List each line of the data that holds the string "ESFJ".
**** EXERCISE MATERIAL
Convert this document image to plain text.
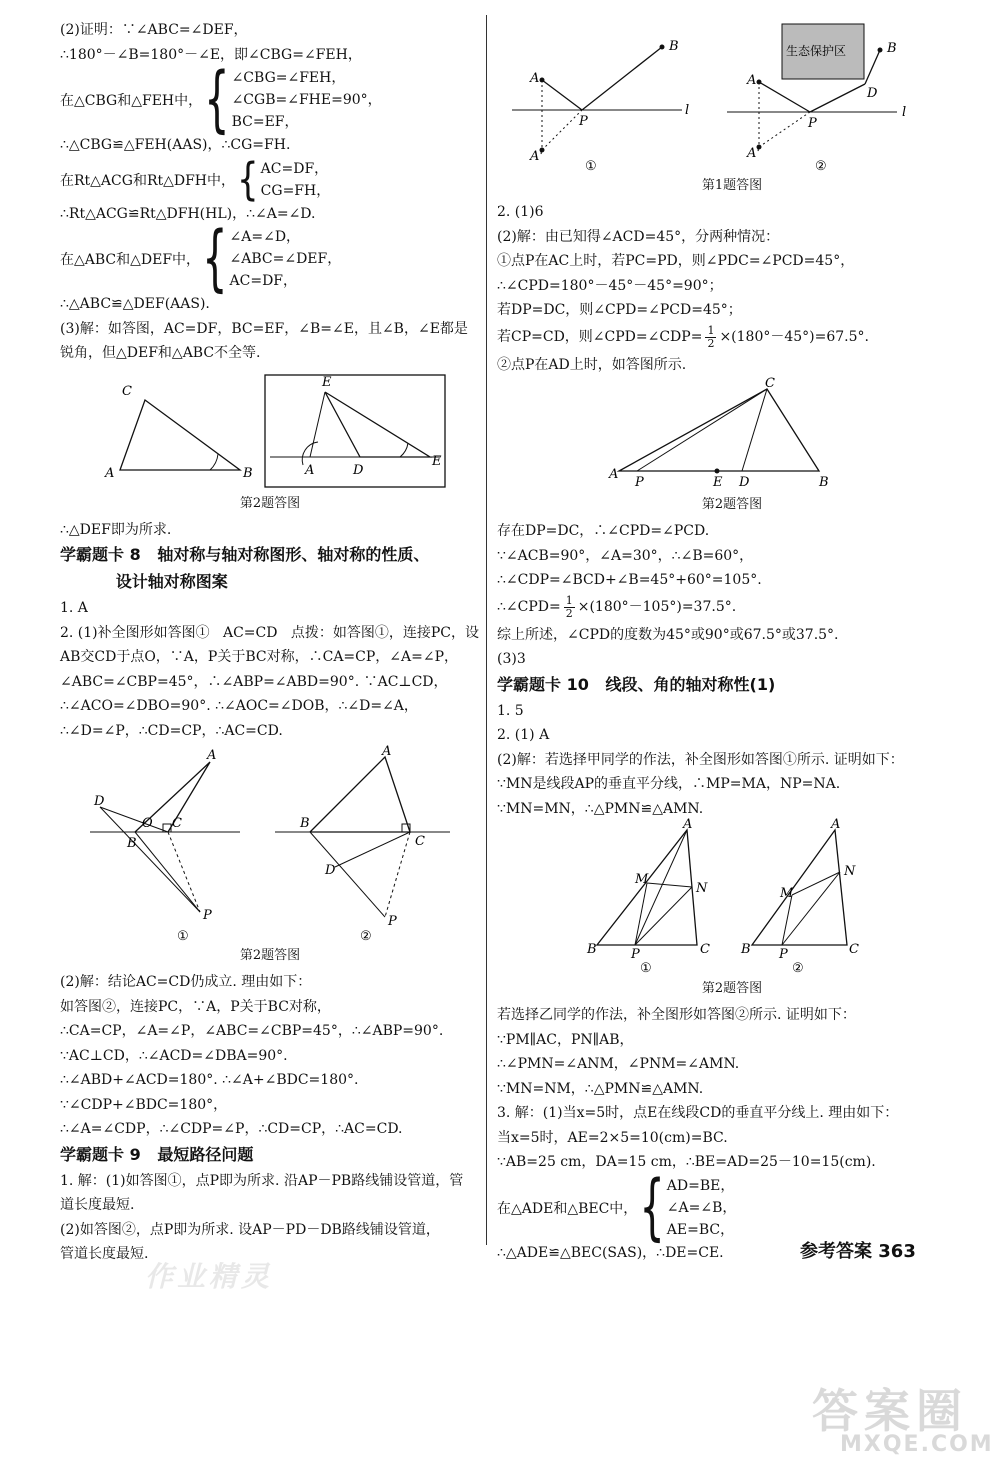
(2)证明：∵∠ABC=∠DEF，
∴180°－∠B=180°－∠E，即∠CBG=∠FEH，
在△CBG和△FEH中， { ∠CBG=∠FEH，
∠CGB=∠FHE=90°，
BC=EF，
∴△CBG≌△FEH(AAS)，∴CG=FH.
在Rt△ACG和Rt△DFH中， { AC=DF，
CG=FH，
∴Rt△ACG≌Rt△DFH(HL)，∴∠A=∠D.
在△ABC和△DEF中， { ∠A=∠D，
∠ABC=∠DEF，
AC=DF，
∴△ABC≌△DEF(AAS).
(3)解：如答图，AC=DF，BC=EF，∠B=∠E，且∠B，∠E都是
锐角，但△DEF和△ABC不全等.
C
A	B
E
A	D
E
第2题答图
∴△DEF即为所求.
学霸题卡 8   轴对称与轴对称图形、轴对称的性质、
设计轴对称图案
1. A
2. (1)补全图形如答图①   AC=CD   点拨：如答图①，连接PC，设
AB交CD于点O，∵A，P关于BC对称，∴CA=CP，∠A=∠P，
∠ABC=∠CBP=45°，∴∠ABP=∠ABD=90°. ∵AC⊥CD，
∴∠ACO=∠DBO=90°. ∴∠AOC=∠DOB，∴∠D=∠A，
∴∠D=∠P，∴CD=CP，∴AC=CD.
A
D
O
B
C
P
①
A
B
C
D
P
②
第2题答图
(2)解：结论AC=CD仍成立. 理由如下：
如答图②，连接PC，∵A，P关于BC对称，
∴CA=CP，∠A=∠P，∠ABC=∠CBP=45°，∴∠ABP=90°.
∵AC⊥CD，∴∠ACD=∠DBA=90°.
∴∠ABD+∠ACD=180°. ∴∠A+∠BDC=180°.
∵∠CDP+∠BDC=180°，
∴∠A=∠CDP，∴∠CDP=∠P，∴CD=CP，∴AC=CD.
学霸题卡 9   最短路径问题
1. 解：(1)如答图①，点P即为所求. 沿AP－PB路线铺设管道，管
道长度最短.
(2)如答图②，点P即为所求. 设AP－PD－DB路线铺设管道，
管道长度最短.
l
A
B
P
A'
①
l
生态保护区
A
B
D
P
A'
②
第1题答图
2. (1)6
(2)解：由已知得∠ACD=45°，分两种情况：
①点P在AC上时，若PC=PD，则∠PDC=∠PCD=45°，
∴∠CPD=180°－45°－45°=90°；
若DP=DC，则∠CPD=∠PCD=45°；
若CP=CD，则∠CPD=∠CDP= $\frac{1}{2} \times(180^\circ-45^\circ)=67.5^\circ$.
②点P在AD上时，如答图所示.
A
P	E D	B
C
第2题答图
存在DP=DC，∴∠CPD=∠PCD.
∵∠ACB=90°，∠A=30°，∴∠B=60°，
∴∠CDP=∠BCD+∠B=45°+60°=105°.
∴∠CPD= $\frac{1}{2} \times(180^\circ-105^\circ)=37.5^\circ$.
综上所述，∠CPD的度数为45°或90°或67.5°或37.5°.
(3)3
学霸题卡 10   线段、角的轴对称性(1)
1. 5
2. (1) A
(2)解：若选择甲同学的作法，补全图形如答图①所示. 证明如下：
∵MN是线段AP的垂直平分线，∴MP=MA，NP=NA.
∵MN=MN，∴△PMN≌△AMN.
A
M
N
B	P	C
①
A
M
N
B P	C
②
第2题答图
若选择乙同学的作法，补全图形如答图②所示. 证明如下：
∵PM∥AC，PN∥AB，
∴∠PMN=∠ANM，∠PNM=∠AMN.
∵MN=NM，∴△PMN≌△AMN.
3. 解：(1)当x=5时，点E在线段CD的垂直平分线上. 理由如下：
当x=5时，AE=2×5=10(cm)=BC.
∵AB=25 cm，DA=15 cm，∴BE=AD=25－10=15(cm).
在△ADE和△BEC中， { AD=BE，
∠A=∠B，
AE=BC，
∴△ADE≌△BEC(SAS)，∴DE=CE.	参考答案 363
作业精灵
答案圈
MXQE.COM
********
**** EXERCISE MATERIAL
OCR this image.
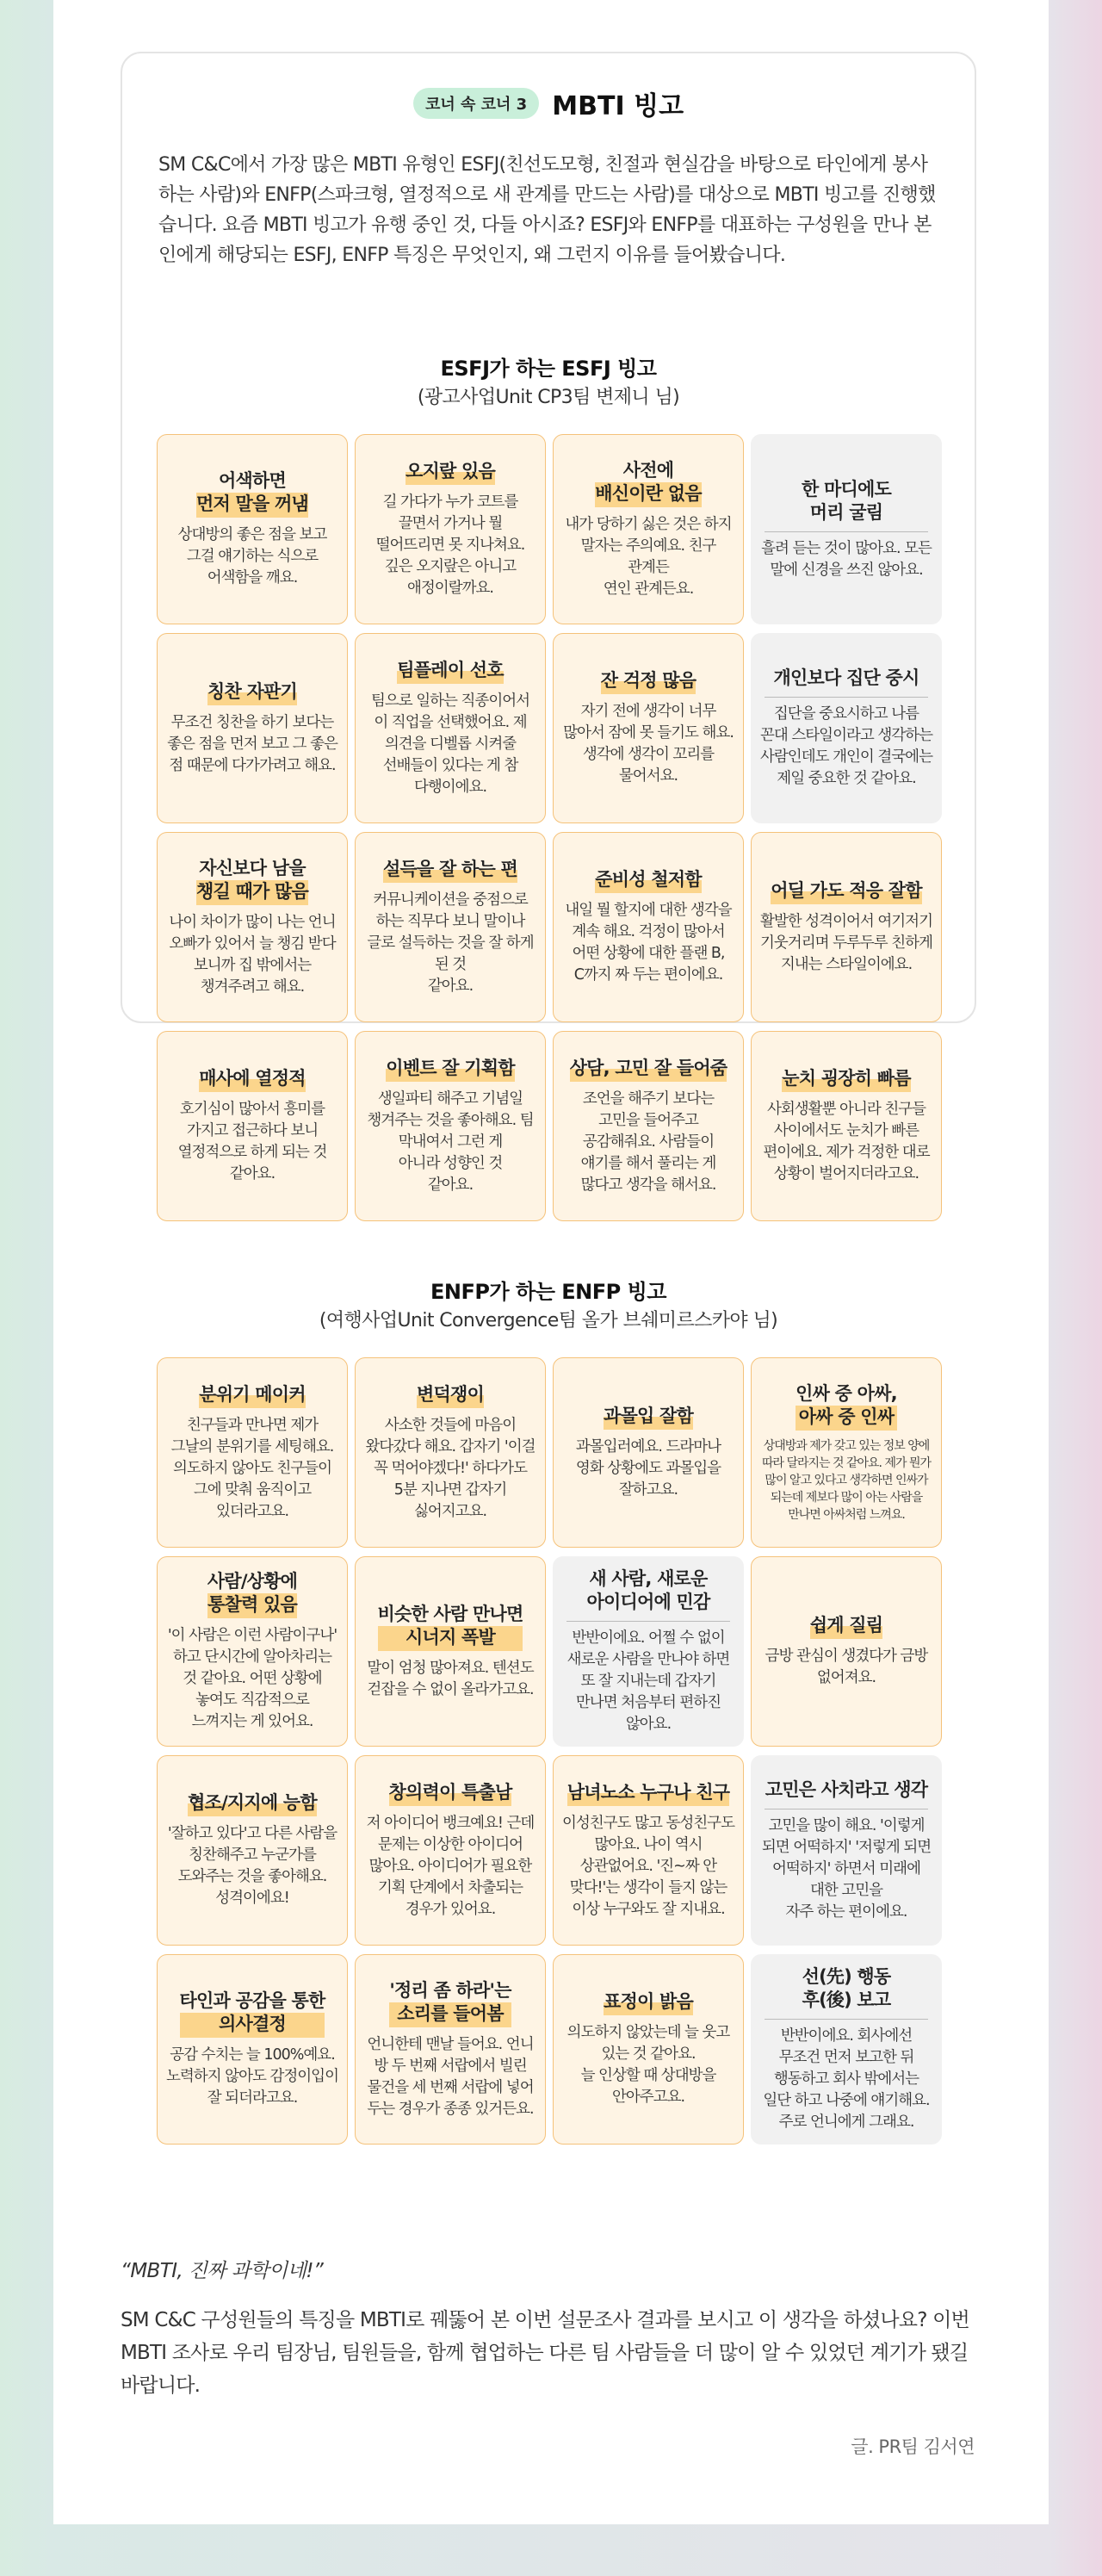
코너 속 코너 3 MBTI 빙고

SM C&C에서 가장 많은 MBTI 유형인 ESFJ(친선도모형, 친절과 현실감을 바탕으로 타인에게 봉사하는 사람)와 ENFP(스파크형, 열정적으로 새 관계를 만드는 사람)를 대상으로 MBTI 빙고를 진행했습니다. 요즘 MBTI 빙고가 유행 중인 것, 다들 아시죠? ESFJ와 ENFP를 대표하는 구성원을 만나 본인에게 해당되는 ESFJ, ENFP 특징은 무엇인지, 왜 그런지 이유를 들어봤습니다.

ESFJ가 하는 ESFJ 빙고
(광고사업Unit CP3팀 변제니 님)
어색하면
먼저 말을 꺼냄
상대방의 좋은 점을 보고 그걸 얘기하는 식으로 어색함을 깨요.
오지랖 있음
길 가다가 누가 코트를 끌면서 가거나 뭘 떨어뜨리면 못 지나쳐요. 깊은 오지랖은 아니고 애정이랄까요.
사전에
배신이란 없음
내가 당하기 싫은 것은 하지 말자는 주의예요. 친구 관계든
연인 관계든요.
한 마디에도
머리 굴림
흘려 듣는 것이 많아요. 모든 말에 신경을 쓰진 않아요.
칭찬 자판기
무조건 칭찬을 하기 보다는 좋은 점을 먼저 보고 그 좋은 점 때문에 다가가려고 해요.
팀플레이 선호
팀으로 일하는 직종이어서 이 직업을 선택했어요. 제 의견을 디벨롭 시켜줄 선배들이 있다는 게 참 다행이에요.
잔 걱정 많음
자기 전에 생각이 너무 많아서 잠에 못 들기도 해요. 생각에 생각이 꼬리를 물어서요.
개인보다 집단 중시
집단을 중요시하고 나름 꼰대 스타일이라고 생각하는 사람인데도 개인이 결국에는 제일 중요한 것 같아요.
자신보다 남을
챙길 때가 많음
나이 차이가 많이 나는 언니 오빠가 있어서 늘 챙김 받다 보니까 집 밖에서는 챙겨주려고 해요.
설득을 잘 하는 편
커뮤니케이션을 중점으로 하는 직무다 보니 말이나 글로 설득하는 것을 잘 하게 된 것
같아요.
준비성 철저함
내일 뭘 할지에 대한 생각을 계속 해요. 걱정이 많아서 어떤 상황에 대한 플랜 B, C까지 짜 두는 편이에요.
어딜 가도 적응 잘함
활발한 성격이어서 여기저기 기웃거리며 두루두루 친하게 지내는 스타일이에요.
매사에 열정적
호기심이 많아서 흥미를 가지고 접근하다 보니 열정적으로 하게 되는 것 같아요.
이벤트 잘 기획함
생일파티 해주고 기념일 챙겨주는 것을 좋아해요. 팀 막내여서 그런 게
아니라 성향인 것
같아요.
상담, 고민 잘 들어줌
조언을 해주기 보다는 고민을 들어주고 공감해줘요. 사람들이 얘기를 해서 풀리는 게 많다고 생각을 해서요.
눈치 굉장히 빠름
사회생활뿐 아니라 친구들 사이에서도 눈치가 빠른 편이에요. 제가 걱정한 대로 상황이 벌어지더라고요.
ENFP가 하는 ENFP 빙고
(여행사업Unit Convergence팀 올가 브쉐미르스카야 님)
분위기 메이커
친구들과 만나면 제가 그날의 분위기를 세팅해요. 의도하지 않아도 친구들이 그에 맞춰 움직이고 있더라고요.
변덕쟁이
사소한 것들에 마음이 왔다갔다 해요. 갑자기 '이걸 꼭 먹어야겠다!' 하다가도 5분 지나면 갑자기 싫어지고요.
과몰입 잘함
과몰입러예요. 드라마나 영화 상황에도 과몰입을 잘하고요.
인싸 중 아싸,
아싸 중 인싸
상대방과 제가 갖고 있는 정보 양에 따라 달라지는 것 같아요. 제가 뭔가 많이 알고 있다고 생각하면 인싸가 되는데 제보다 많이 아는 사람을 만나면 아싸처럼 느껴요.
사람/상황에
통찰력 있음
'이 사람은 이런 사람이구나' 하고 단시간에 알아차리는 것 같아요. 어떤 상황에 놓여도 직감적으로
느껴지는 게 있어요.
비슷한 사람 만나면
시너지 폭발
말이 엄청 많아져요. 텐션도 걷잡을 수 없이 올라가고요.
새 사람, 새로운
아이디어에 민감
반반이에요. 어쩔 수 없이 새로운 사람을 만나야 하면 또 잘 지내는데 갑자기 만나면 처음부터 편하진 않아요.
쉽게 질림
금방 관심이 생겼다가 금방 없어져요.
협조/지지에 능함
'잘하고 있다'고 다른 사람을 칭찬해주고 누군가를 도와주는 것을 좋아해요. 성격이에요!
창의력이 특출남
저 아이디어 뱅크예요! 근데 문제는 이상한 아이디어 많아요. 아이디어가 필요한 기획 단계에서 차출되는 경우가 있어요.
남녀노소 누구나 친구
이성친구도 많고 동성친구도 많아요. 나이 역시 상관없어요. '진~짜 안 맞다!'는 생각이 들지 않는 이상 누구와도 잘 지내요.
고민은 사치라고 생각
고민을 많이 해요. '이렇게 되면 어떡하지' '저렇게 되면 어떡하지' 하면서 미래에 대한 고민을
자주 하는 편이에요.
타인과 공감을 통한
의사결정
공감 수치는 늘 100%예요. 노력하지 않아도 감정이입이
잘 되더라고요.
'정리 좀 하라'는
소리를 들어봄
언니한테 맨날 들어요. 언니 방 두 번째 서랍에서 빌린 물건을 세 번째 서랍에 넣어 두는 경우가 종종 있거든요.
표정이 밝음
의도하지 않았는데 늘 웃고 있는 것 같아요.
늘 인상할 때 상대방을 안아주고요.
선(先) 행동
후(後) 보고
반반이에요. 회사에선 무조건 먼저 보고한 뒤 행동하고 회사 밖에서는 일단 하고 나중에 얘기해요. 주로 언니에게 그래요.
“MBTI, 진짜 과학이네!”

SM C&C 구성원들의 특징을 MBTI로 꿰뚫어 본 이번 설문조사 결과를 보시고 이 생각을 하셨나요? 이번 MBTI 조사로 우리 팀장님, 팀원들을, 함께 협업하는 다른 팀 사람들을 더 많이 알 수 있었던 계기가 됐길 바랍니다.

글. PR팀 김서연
********
* RESULT OF THIS TASK
SM C&C에서 가장 많은 MBTI 유형인 ESFJ(친선도모형, 친절과 현실감을 바탕으로 타인에게 봉사하는 사람)와 ENFP(스파크형, 열정적으로 새 관계를 만드는 사람)를 대상으로 MBTI 빙고를 진행했습니다. 요즘 MBTI 빙고가 유행 중인 것, 다들 아시죠? ESFJ와 ENFP를 대표하는 구성원을 만나 본인에게 해당되는 ESFJ, ENFP 특징은 무엇인지, 왜 그런지 이유를 들어봤습니다.
ESFJ가 하는 ESFJ 빙고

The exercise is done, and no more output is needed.